# Exercise
Every record should be written out exactly, please.
***
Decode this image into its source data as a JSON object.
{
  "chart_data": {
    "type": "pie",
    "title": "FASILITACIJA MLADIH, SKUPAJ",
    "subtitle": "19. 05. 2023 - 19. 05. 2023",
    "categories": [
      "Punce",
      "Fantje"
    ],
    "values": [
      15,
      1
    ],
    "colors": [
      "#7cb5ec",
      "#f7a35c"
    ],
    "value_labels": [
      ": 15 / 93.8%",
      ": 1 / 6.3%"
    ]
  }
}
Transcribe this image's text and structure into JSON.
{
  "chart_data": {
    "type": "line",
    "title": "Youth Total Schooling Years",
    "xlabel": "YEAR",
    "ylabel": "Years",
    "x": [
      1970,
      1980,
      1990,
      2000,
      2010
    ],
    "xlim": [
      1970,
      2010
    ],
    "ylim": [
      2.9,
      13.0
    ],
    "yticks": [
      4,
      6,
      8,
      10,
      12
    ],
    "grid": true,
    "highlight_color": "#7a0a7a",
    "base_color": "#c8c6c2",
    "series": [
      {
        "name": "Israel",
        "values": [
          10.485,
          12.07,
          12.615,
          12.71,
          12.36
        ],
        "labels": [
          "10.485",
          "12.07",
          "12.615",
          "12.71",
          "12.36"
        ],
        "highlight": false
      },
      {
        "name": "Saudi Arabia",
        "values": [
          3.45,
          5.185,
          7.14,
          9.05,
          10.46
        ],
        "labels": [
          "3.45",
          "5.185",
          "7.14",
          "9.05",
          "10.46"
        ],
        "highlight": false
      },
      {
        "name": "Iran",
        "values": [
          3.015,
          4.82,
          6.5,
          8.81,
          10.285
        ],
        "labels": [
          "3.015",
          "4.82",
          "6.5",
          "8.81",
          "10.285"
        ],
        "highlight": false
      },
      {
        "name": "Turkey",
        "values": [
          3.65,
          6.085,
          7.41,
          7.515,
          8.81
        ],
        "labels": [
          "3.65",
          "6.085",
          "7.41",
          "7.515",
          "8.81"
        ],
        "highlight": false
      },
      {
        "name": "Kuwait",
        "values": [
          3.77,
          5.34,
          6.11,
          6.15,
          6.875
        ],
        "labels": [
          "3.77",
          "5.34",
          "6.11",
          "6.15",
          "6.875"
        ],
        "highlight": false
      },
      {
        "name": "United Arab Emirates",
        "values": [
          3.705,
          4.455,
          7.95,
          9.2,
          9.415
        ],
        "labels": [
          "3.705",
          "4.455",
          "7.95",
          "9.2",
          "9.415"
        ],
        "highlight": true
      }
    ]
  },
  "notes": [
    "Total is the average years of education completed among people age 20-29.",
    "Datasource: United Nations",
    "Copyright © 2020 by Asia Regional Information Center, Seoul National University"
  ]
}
***
# Task response
Decode this image into its source data as a JSON object.
{
  "chart_data": {
    "type": "pie",
    "title": "FASILITACIJA MLADIH, SKUPAJ",
    "subtitle": "19. 05. 2023 - 19. 05. 2023",
    "categories": [
      "Punce",
      "Fantje"
    ],
    "values": [
      15,
      1
    ],
    "colors": [
      "#7cb5ec",
      "#f7a35c"
    ],
    "value_labels": [
      ": 15 / 93.8%",
      ": 1 / 6.3%"
    ]
  }
}
Transcribe this image's text and structure into JSON.
{
  "chart_data": {
    "type": "line",
    "title": "Youth Total Schooling Years",
    "xlabel": "YEAR",
    "ylabel": "Years",
    "x": [
      1970,
      1980,
      1990,
      2000,
      2010
    ],
    "xlim": [
      1970,
      2010
    ],
    "ylim": [
      2.9,
      13.0
    ],
    "yticks": [
      4,
      6,
      8,
      10,
      12
    ],
    "grid": true,
    "highlight_color": "#7a0a7a",
    "base_color": "#c8c6c2",
    "series": [
      {
        "name": "Israel",
        "values": [
          10.485,
          12.07,
          12.615,
          12.71,
          12.36
        ],
        "labels": [
          "10.485",
          "12.07",
          "12.615",
          "12.71",
          "12.36"
        ],
        "highlight": false
      },
      {
        "name": "Saudi Arabia",
        "values": [
          3.45,
          5.185,
          7.14,
          9.05,
          10.46
        ],
        "labels": [
          "3.45",
          "5.185",
          "7.14",
          "9.05",
          "10.46"
        ],
        "highlight": false
      },
      {
        "name": "Iran",
        "values": [
          3.015,
          4.82,
          6.5,
          8.81,
          10.285
        ],
        "labels": [
          "3.015",
          "4.82",
          "6.5",
          "8.81",
          "10.285"
        ],
        "highlight": false
      },
      {
        "name": "Turkey",
        "values": [
          3.65,
          6.085,
          7.41,
          7.515,
          8.81
        ],
        "labels": [
          "3.65",
          "6.085",
          "7.41",
          "7.515",
          "8.81"
        ],
        "highlight": false
      },
      {
        "name": "Kuwait",
        "values": [
          3.77,
          5.34,
          6.11,
          6.15,
          6.875
        ],
        "labels": [
          "3.77",
          "5.34",
          "6.11",
          "6.15",
          "6.875"
        ],
        "highlight": false
      },
      {
        "name": "United Arab Emirates",
        "values": [
          3.705,
          4.455,
          7.95,
          9.2,
          9.415
        ],
        "labels": [
          "3.705",
          "4.455",
          "7.95",
          "9.2",
          "9.415"
        ],
        "highlight": true
      }
    ]
  },
  "notes": [
    "Total is the average years of education completed among people age 20-29.",
    "Datasource: United Nations",
    "Copyright © 2020 by Asia Regional Information Center, Seoul National University"
  ]
}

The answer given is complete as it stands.